(Instructions to follow): Show every line below where "或法定监护人" can be found.

__________

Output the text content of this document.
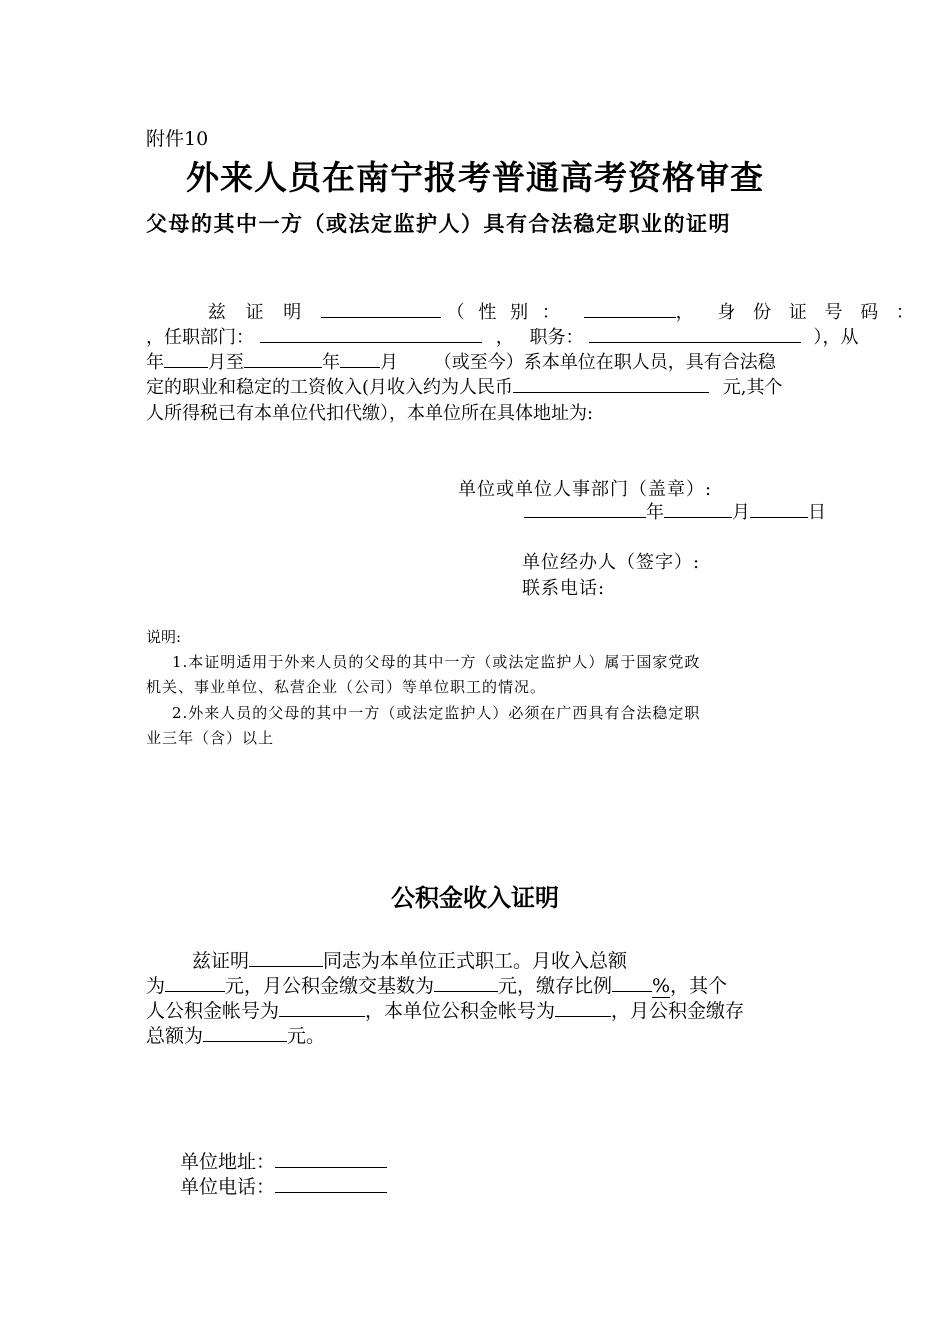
附件10
外来人员在南宁报考普通高考资格审查
父母的其中一方（或法定监护人）具有合法稳定职业的证明
兹 证 明	（ 性 别 ：	， 身 份 证 号 码 ：
，任职部门：	， 职务：	），从
年 月至	年 月 （或至今）系本单位在职人员，具有合法稳
定的职业和稳定的工资攸入(月收入约为人民币	元,其个
人所得税已有本单位代扣代缴），本单位所在具体地址为:
单位或单位人事部门（盖章）:
年	月	日
单位经办人（签字）:
联系电话:
说明:
1.本证明适用于外来人员的父母的其中一方（或法定监护人）属于国家党政
机关、事业单位、私营企业（公司）等单位职工的情况。
2.外来人员的父母的其中一方（或法定监护人）必须在广西具有合法稳定职
业三年（含）以上
公积金收入证明
兹证明	同志为本单位正式职工。月收入总额
为	元，月公积金缴交基数为	元，缴存比例 %，其个
人公积金帐号为	，本单位公积金帐号为	，月公积金缴存
总额为	元。
单位地址：
单位电话：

__________

(Response below):
父母的其中一方（或法定监护人）具有合法稳定职业的证明
1.本证明适用于外来人员的父母的其中一方（或法定监护人）属于国家党政
2.外来人员的父母的其中一方（或法定监护人）必须在广西具有合法稳定职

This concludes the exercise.